Repeat every record below exactly, omitting any pictures.

* _Given records_
* * * *

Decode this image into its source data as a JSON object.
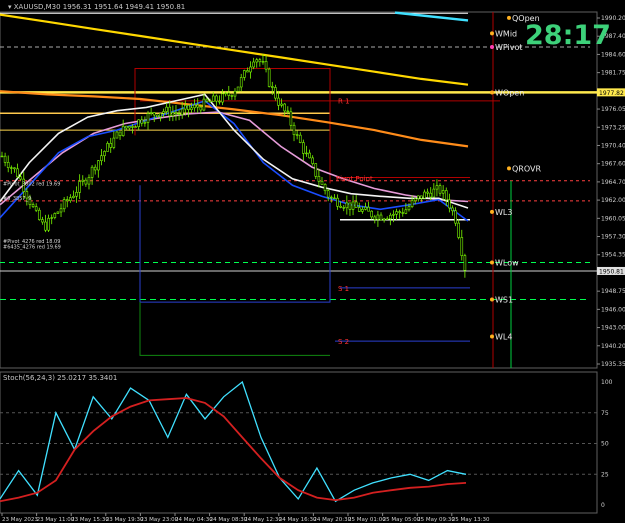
{
  "header": {
    "symbol_label": "XAUUSD,M30",
    "ohlc": "1956.31 1951.64 1949.41 1950.81"
  },
  "countdown": "28:17",
  "colors": {
    "background": "#000000",
    "candle": "#7cfc00",
    "grid": "#3a3a3a",
    "stoch_main": "#40e0ff",
    "stoch_signal": "#d42020"
  },
  "price_axis": {
    "ticks": [
      "1990.20",
      "1987.40",
      "1984.60",
      "1981.75",
      "1978.95",
      "1976.05",
      "1973.25",
      "1970.40",
      "1967.60",
      "1964.70",
      "1962.00",
      "1960.05",
      "1957.30",
      "1954.35",
      "1951.55",
      "1948.75",
      "1946.00",
      "1943.00",
      "1940.20",
      "1935.35"
    ],
    "current_price": "1950.81",
    "wopen_price": "1977.82"
  },
  "session_labels": {
    "qopen": "QOpen",
    "wmid": "WMid",
    "wpivot": "WPivot",
    "wopen": "WOpen",
    "qrovr": "QROVR",
    "wl3": "WL3",
    "wlow": "WLow",
    "ws1": "WS1",
    "wl4": "WL4"
  },
  "pivot_labels": {
    "r1": "R 1",
    "pivot": "Pivot Point",
    "s1": "S 1",
    "s2": "S 2"
  },
  "left_labels": [
    "#Pivot_3802 red 19.69",
    "#9_3857_9",
    "#Pivot_4276 red 18.09",
    "#6435_4276 red 19.69"
  ],
  "stoch": {
    "label": "Stoch(56,24,3) 25.0217 35.3401",
    "ticks": [
      "100",
      "75",
      "50",
      "25",
      "0"
    ]
  },
  "time_axis": [
    "23 May 2023",
    "23 May 11:00",
    "23 May 15:30",
    "23 May 19:30",
    "23 May 23:00",
    "24 May 04:30",
    "24 May 08:30",
    "24 May 12:30",
    "24 May 16:30",
    "24 May 20:30",
    "25 May 01:00",
    "25 May 05:00",
    "25 May 09:30",
    "25 May 13:30"
  ],
  "chart_data": [
    {
      "type": "candlestick",
      "title": "XAUUSD,M30",
      "ylim": [
        1935.35,
        1990.2
      ],
      "close_path": [
        1968,
        1966.5,
        1965,
        1962,
        1959,
        1957,
        1958.5,
        1960,
        1961.5,
        1963,
        1964.5,
        1966.5,
        1968.5,
        1970,
        1971.8,
        1972.5,
        1973.2,
        1974,
        1974.5,
        1975,
        1974.8,
        1974.5,
        1975.2,
        1975.5,
        1976,
        1976.5,
        1976.8,
        1977.5,
        1978.8,
        1981,
        1983.5,
        1982,
        1978.5,
        1976,
        1974,
        1971,
        1968.5,
        1966,
        1963.5,
        1961.5,
        1961,
        1960.5,
        1960,
        1959.5,
        1959,
        1958.8,
        1959,
        1959.2,
        1959.8,
        1961,
        1962,
        1962.5,
        1962.8,
        1961,
        1958,
        1950.8
      ],
      "moving_averages": [
        {
          "color": "#ffd800",
          "values": [
            1989.8,
            1988.7,
            1987.6,
            1986.5,
            1985.4,
            1984.3,
            1983.2,
            1982.1,
            1981.0,
            1979.9,
            1979.0
          ]
        },
        {
          "color": "#ff8c1a",
          "values": [
            1978,
            1977.5,
            1977.2,
            1976.8,
            1976,
            1975.2,
            1974.3,
            1973.2,
            1972,
            1970.5,
            1969.5
          ]
        },
        {
          "color": "#e59bd8",
          "values": [
            1960.5,
            1964.5,
            1968.5,
            1971.5,
            1973,
            1973.8,
            1974.5,
            1974.8,
            1973.5,
            1969.5,
            1966.3,
            1964.5,
            1963,
            1962,
            1961.3,
            1961
          ]
        },
        {
          "color": "#1a4dff",
          "values": [
            1958.5,
            1963.5,
            1968.5,
            1971,
            1972,
            1973.5,
            1975,
            1976.5,
            1973,
            1967,
            1963.5,
            1961.8,
            1960.5,
            1959.8,
            1960.5,
            1961.3,
            1958
          ]
        },
        {
          "color": "#f4f4f4",
          "values": [
            1961,
            1967,
            1971.5,
            1974,
            1975,
            1975.5,
            1976.5,
            1977.5,
            1972,
            1967.5,
            1964.5,
            1963.2,
            1962.2,
            1961.8,
            1961.5,
            1961.5,
            1960
          ]
        }
      ]
    },
    {
      "type": "line",
      "title": "Stoch(56,24,3) 25.0217 35.3401",
      "ylim": [
        0,
        100
      ],
      "series": [
        {
          "color": "#40e0ff",
          "values": [
            5,
            28,
            8,
            75,
            45,
            88,
            70,
            95,
            85,
            55,
            90,
            70,
            88,
            100,
            55,
            22,
            5,
            30,
            3,
            12,
            18,
            22,
            25,
            20,
            28,
            25
          ]
        },
        {
          "color": "#d42020",
          "values": [
            3,
            6,
            10,
            20,
            45,
            60,
            72,
            80,
            85,
            86,
            87,
            83,
            72,
            55,
            38,
            22,
            12,
            6,
            4,
            6,
            10,
            12,
            14,
            15,
            17,
            18
          ]
        }
      ]
    }
  ]
}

* * * *

* _Completed exercise_
Decode this image into its source data as a JSON object.
{
  "header": {
    "symbol_label": "XAUUSD,M30",
    "ohlc": "1956.31 1951.64 1949.41 1950.81"
  },
  "countdown": "28:17",
  "colors": {
    "background": "#000000",
    "candle": "#7cfc00",
    "grid": "#3a3a3a",
    "stoch_main": "#40e0ff",
    "stoch_signal": "#d42020"
  },
  "price_axis": {
    "ticks": [
      "1990.20",
      "1987.40",
      "1984.60",
      "1981.75",
      "1978.95",
      "1976.05",
      "1973.25",
      "1970.40",
      "1967.60",
      "1964.70",
      "1962.00",
      "1960.05",
      "1957.30",
      "1954.35",
      "1951.55",
      "1948.75",
      "1946.00",
      "1943.00",
      "1940.20",
      "1935.35"
    ],
    "current_price": "1950.81",
    "wopen_price": "1977.82"
  },
  "session_labels": {
    "qopen": "QOpen",
    "wmid": "WMid",
    "wpivot": "WPivot",
    "wopen": "WOpen",
    "qrovr": "QROVR",
    "wl3": "WL3",
    "wlow": "WLow",
    "ws1": "WS1",
    "wl4": "WL4"
  },
  "pivot_labels": {
    "r1": "R 1",
    "pivot": "Pivot Point",
    "s1": "S 1",
    "s2": "S 2"
  },
  "left_labels": [
    "#Pivot_3802 red 19.69",
    "#9_3857_9",
    "#Pivot_4276 red 18.09",
    "#6435_4276 red 19.69"
  ],
  "stoch": {
    "label": "Stoch(56,24,3) 25.0217 35.3401",
    "ticks": [
      "100",
      "75",
      "50",
      "25",
      "0"
    ]
  },
  "time_axis": [
    "23 May 2023",
    "23 May 11:00",
    "23 May 15:30",
    "23 May 19:30",
    "23 May 23:00",
    "24 May 04:30",
    "24 May 08:30",
    "24 May 12:30",
    "24 May 16:30",
    "24 May 20:30",
    "25 May 01:00",
    "25 May 05:00",
    "25 May 09:30",
    "25 May 13:30"
  ],
  "chart_data": [
    {
      "type": "candlestick",
      "title": "XAUUSD,M30",
      "ylim": [
        1935.35,
        1990.2
      ],
      "close_path": [
        1968,
        1966.5,
        1965,
        1962,
        1959,
        1957,
        1958.5,
        1960,
        1961.5,
        1963,
        1964.5,
        1966.5,
        1968.5,
        1970,
        1971.8,
        1972.5,
        1973.2,
        1974,
        1974.5,
        1975,
        1974.8,
        1974.5,
        1975.2,
        1975.5,
        1976,
        1976.5,
        1976.8,
        1977.5,
        1978.8,
        1981,
        1983.5,
        1982,
        1978.5,
        1976,
        1974,
        1971,
        1968.5,
        1966,
        1963.5,
        1961.5,
        1961,
        1960.5,
        1960,
        1959.5,
        1959,
        1958.8,
        1959,
        1959.2,
        1959.8,
        1961,
        1962,
        1962.5,
        1962.8,
        1961,
        1958,
        1950.8
      ],
      "moving_averages": [
        {
          "color": "#ffd800",
          "values": [
            1989.8,
            1988.7,
            1987.6,
            1986.5,
            1985.4,
            1984.3,
            1983.2,
            1982.1,
            1981.0,
            1979.9,
            1979.0
          ]
        },
        {
          "color": "#ff8c1a",
          "values": [
            1978,
            1977.5,
            1977.2,
            1976.8,
            1976,
            1975.2,
            1974.3,
            1973.2,
            1972,
            1970.5,
            1969.5
          ]
        },
        {
          "color": "#e59bd8",
          "values": [
            1960.5,
            1964.5,
            1968.5,
            1971.5,
            1973,
            1973.8,
            1974.5,
            1974.8,
            1973.5,
            1969.5,
            1966.3,
            1964.5,
            1963,
            1962,
            1961.3,
            1961
          ]
        },
        {
          "color": "#1a4dff",
          "values": [
            1958.5,
            1963.5,
            1968.5,
            1971,
            1972,
            1973.5,
            1975,
            1976.5,
            1973,
            1967,
            1963.5,
            1961.8,
            1960.5,
            1959.8,
            1960.5,
            1961.3,
            1958
          ]
        },
        {
          "color": "#f4f4f4",
          "values": [
            1961,
            1967,
            1971.5,
            1974,
            1975,
            1975.5,
            1976.5,
            1977.5,
            1972,
            1967.5,
            1964.5,
            1963.2,
            1962.2,
            1961.8,
            1961.5,
            1961.5,
            1960
          ]
        }
      ]
    },
    {
      "type": "line",
      "title": "Stoch(56,24,3) 25.0217 35.3401",
      "ylim": [
        0,
        100
      ],
      "series": [
        {
          "color": "#40e0ff",
          "values": [
            5,
            28,
            8,
            75,
            45,
            88,
            70,
            95,
            85,
            55,
            90,
            70,
            88,
            100,
            55,
            22,
            5,
            30,
            3,
            12,
            18,
            22,
            25,
            20,
            28,
            25
          ]
        },
        {
          "color": "#d42020",
          "values": [
            3,
            6,
            10,
            20,
            45,
            60,
            72,
            80,
            85,
            86,
            87,
            83,
            72,
            55,
            38,
            22,
            12,
            6,
            4,
            6,
            10,
            12,
            14,
            15,
            17,
            18
          ]
        }
      ]
    }
  ]
}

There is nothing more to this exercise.